• [Exercise goal] Write down each entry again, exactly as it reads.

━━━ Supplied records ━━━

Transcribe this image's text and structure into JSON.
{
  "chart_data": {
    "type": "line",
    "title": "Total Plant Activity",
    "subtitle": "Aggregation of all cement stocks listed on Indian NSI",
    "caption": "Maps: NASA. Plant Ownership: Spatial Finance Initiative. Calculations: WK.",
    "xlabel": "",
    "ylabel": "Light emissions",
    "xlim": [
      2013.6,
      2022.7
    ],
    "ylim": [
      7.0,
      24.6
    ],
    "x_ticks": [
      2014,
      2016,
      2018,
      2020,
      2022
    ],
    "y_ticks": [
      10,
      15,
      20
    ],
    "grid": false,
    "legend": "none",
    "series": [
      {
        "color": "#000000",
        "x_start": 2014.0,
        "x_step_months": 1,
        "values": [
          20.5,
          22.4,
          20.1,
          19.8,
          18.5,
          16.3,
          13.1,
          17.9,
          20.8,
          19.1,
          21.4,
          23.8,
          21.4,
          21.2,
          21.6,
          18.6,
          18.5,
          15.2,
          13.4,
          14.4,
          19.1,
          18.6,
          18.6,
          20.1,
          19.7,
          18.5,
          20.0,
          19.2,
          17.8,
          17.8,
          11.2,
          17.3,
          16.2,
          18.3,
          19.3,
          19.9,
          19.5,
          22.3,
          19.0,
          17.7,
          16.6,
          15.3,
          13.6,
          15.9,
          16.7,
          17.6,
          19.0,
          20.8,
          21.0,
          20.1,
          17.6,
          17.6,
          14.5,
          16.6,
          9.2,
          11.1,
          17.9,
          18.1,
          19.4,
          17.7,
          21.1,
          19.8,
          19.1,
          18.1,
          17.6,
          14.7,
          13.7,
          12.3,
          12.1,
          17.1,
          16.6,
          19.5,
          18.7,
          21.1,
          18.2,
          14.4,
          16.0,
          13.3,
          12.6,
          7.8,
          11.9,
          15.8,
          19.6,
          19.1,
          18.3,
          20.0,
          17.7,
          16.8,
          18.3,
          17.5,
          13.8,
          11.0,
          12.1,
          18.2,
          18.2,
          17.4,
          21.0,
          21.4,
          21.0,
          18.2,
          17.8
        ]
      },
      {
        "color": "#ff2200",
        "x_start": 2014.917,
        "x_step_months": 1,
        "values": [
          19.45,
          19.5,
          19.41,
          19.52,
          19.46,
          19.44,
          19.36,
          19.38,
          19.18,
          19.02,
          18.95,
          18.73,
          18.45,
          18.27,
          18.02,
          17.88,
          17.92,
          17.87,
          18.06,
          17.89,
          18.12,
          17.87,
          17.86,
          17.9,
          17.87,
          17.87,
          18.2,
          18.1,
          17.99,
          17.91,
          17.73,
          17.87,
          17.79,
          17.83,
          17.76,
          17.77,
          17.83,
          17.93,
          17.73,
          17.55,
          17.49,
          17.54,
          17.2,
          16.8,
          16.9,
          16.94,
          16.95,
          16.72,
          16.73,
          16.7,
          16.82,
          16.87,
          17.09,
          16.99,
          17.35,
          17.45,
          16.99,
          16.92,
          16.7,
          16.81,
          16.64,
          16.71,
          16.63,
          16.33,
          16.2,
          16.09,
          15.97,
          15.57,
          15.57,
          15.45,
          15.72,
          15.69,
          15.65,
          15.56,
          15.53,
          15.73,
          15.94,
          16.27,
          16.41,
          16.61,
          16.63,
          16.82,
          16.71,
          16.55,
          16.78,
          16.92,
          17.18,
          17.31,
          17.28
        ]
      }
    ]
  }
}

━━━

• [The response]
Transcribe this image's text and structure into JSON.
{
  "chart_data": {
    "type": "line",
    "title": "Total Plant Activity",
    "subtitle": "Aggregation of all cement stocks listed on Indian NSI",
    "caption": "Maps: NASA. Plant Ownership: Spatial Finance Initiative. Calculations: WK.",
    "xlabel": "",
    "ylabel": "Light emissions",
    "xlim": [
      2013.6,
      2022.7
    ],
    "ylim": [
      7.0,
      24.6
    ],
    "x_ticks": [
      2014,
      2016,
      2018,
      2020,
      2022
    ],
    "y_ticks": [
      10,
      15,
      20
    ],
    "grid": false,
    "legend": "none",
    "series": [
      {
        "color": "#000000",
        "x_start": 2014.0,
        "x_step_months": 1,
        "values": [
          20.5,
          22.4,
          20.1,
          19.8,
          18.5,
          16.3,
          13.1,
          17.9,
          20.8,
          19.1,
          21.4,
          23.8,
          21.4,
          21.2,
          21.6,
          18.6,
          18.5,
          15.2,
          13.4,
          14.4,
          19.1,
          18.6,
          18.6,
          20.1,
          19.7,
          18.5,
          20.0,
          19.2,
          17.8,
          17.8,
          11.2,
          17.3,
          16.2,
          18.3,
          19.3,
          19.9,
          19.5,
          22.3,
          19.0,
          17.7,
          16.6,
          15.3,
          13.6,
          15.9,
          16.7,
          17.6,
          19.0,
          20.8,
          21.0,
          20.1,
          17.6,
          17.6,
          14.5,
          16.6,
          9.2,
          11.1,
          17.9,
          18.1,
          19.4,
          17.7,
          21.1,
          19.8,
          19.1,
          18.1,
          17.6,
          14.7,
          13.7,
          12.3,
          12.1,
          17.1,
          16.6,
          19.5,
          18.7,
          21.1,
          18.2,
          14.4,
          16.0,
          13.3,
          12.6,
          7.8,
          11.9,
          15.8,
          19.6,
          19.1,
          18.3,
          20.0,
          17.7,
          16.8,
          18.3,
          17.5,
          13.8,
          11.0,
          12.1,
          18.2,
          18.2,
          17.4,
          21.0,
          21.4,
          21.0,
          18.2,
          17.8
        ]
      },
      {
        "color": "#ff2200",
        "x_start": 2014.917,
        "x_step_months": 1,
        "values": [
          19.45,
          19.5,
          19.41,
          19.52,
          19.46,
          19.44,
          19.36,
          19.38,
          19.18,
          19.02,
          18.95,
          18.73,
          18.45,
          18.27,
          18.02,
          17.88,
          17.92,
          17.87,
          18.06,
          17.89,
          18.12,
          17.87,
          17.86,
          17.9,
          17.87,
          17.87,
          18.2,
          18.1,
          17.99,
          17.91,
          17.73,
          17.87,
          17.79,
          17.83,
          17.76,
          17.77,
          17.83,
          17.93,
          17.73,
          17.55,
          17.49,
          17.54,
          17.2,
          16.8,
          16.9,
          16.94,
          16.95,
          16.72,
          16.73,
          16.7,
          16.82,
          16.87,
          17.09,
          16.99,
          17.35,
          17.45,
          16.99,
          16.92,
          16.7,
          16.81,
          16.64,
          16.71,
          16.63,
          16.33,
          16.2,
          16.09,
          15.97,
          15.57,
          15.57,
          15.45,
          15.72,
          15.69,
          15.65,
          15.56,
          15.53,
          15.73,
          15.94,
          16.27,
          16.41,
          16.61,
          16.63,
          16.82,
          16.71,
          16.55,
          16.78,
          16.92,
          17.18,
          17.31,
          17.28
        ]
      }
    ]
  }
}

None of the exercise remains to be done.